| The data |
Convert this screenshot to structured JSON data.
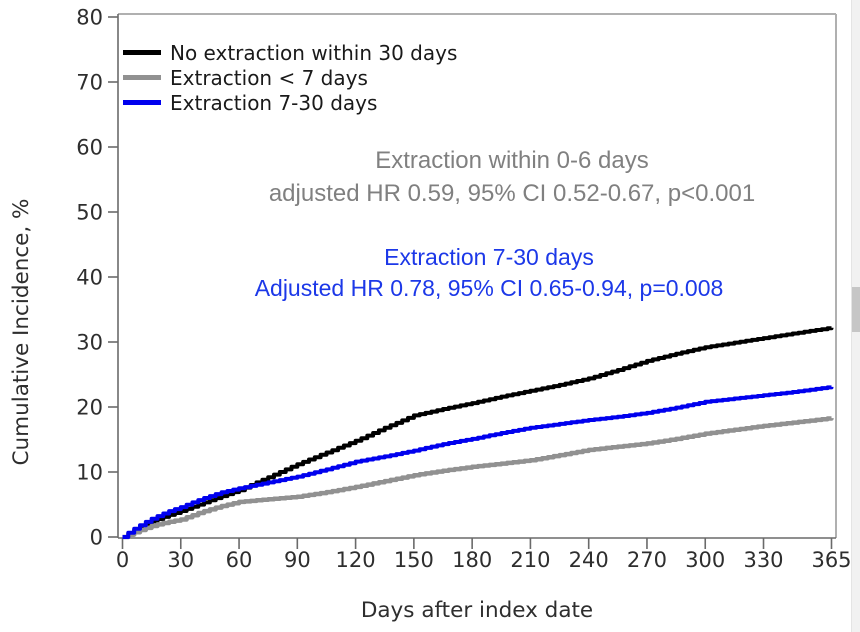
{
  "chart_data": {
    "type": "line",
    "title": "",
    "xlabel": "Days after index date",
    "ylabel": "Cumulative Incidence, %",
    "xlim": [
      0,
      365
    ],
    "ylim": [
      0,
      80
    ],
    "x_ticks": [
      0,
      30,
      60,
      90,
      120,
      150,
      180,
      210,
      240,
      270,
      300,
      330,
      365
    ],
    "y_ticks": [
      0,
      10,
      20,
      30,
      40,
      50,
      60,
      70,
      80
    ],
    "grid": false,
    "legend_position": "top-left",
    "curve_style": "step-after",
    "x": [
      0,
      5,
      10,
      15,
      20,
      25,
      30,
      40,
      50,
      60,
      75,
      90,
      105,
      120,
      135,
      150,
      165,
      180,
      195,
      210,
      225,
      240,
      255,
      270,
      285,
      300,
      315,
      330,
      345,
      365
    ],
    "series": [
      {
        "name": "No extraction within 30 days",
        "color": "#000000",
        "line_width": 4,
        "y": [
          0,
          0.9,
          1.7,
          2.4,
          3.0,
          3.5,
          4.0,
          5.1,
          6.2,
          7.2,
          9.2,
          11.2,
          13.0,
          14.8,
          16.8,
          18.7,
          19.7,
          20.6,
          21.6,
          22.5,
          23.4,
          24.4,
          25.7,
          27.1,
          28.2,
          29.2,
          29.9,
          30.6,
          31.3,
          32.2
        ]
      },
      {
        "name": "Extraction < 7 days",
        "color": "#919191",
        "line_width": 4.5,
        "y": [
          0,
          0.6,
          1.2,
          1.7,
          2.1,
          2.4,
          2.7,
          3.8,
          4.7,
          5.4,
          5.8,
          6.2,
          6.9,
          7.7,
          8.6,
          9.5,
          10.2,
          10.8,
          11.3,
          11.8,
          12.6,
          13.4,
          13.9,
          14.4,
          15.1,
          15.9,
          16.5,
          17.1,
          17.6,
          18.3
        ]
      },
      {
        "name": "Extraction 7-30 days",
        "color": "#0000ee",
        "line_width": 4,
        "y": [
          0,
          1.1,
          2.0,
          2.8,
          3.5,
          4.1,
          4.6,
          5.8,
          6.8,
          7.5,
          8.4,
          9.3,
          10.4,
          11.6,
          12.4,
          13.3,
          14.3,
          15.1,
          16.0,
          16.8,
          17.4,
          18.0,
          18.5,
          19.1,
          19.9,
          20.8,
          21.3,
          21.8,
          22.3,
          23.1
        ]
      }
    ],
    "annotations": [
      {
        "color": "#808080",
        "lines": [
          "Extraction within 0-6 days",
          "adjusted HR 0.59, 95% CI 0.52-0.67, p<0.001"
        ]
      },
      {
        "color": "#1c38e8",
        "lines": [
          "Extraction 7-30 days",
          "Adjusted HR 0.78, 95% CI 0.65-0.94, p=0.008"
        ]
      }
    ],
    "colors": {
      "axis_line": "#6a6a6a",
      "plot_border": "#b0b0b0",
      "tick_text": "#2e2e2e"
    }
  }
}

| Task goal |
Reproduce all of the material above word for word. Omit the pictures.

| Answer for this exercise |
Convert this screenshot to structured JSON data.
{
  "chart_data": {
    "type": "line",
    "title": "",
    "xlabel": "Days after index date",
    "ylabel": "Cumulative Incidence, %",
    "xlim": [
      0,
      365
    ],
    "ylim": [
      0,
      80
    ],
    "x_ticks": [
      0,
      30,
      60,
      90,
      120,
      150,
      180,
      210,
      240,
      270,
      300,
      330,
      365
    ],
    "y_ticks": [
      0,
      10,
      20,
      30,
      40,
      50,
      60,
      70,
      80
    ],
    "grid": false,
    "legend_position": "top-left",
    "curve_style": "step-after",
    "x": [
      0,
      5,
      10,
      15,
      20,
      25,
      30,
      40,
      50,
      60,
      75,
      90,
      105,
      120,
      135,
      150,
      165,
      180,
      195,
      210,
      225,
      240,
      255,
      270,
      285,
      300,
      315,
      330,
      345,
      365
    ],
    "series": [
      {
        "name": "No extraction within 30 days",
        "color": "#000000",
        "line_width": 4,
        "y": [
          0,
          0.9,
          1.7,
          2.4,
          3.0,
          3.5,
          4.0,
          5.1,
          6.2,
          7.2,
          9.2,
          11.2,
          13.0,
          14.8,
          16.8,
          18.7,
          19.7,
          20.6,
          21.6,
          22.5,
          23.4,
          24.4,
          25.7,
          27.1,
          28.2,
          29.2,
          29.9,
          30.6,
          31.3,
          32.2
        ]
      },
      {
        "name": "Extraction < 7 days",
        "color": "#919191",
        "line_width": 4.5,
        "y": [
          0,
          0.6,
          1.2,
          1.7,
          2.1,
          2.4,
          2.7,
          3.8,
          4.7,
          5.4,
          5.8,
          6.2,
          6.9,
          7.7,
          8.6,
          9.5,
          10.2,
          10.8,
          11.3,
          11.8,
          12.6,
          13.4,
          13.9,
          14.4,
          15.1,
          15.9,
          16.5,
          17.1,
          17.6,
          18.3
        ]
      },
      {
        "name": "Extraction 7-30 days",
        "color": "#0000ee",
        "line_width": 4,
        "y": [
          0,
          1.1,
          2.0,
          2.8,
          3.5,
          4.1,
          4.6,
          5.8,
          6.8,
          7.5,
          8.4,
          9.3,
          10.4,
          11.6,
          12.4,
          13.3,
          14.3,
          15.1,
          16.0,
          16.8,
          17.4,
          18.0,
          18.5,
          19.1,
          19.9,
          20.8,
          21.3,
          21.8,
          22.3,
          23.1
        ]
      }
    ],
    "annotations": [
      {
        "color": "#808080",
        "lines": [
          "Extraction within 0-6 days",
          "adjusted HR 0.59, 95% CI 0.52-0.67, p<0.001"
        ]
      },
      {
        "color": "#1c38e8",
        "lines": [
          "Extraction 7-30 days",
          "Adjusted HR 0.78, 95% CI 0.65-0.94, p=0.008"
        ]
      }
    ],
    "colors": {
      "axis_line": "#6a6a6a",
      "plot_border": "#b0b0b0",
      "tick_text": "#2e2e2e"
    }
  }
}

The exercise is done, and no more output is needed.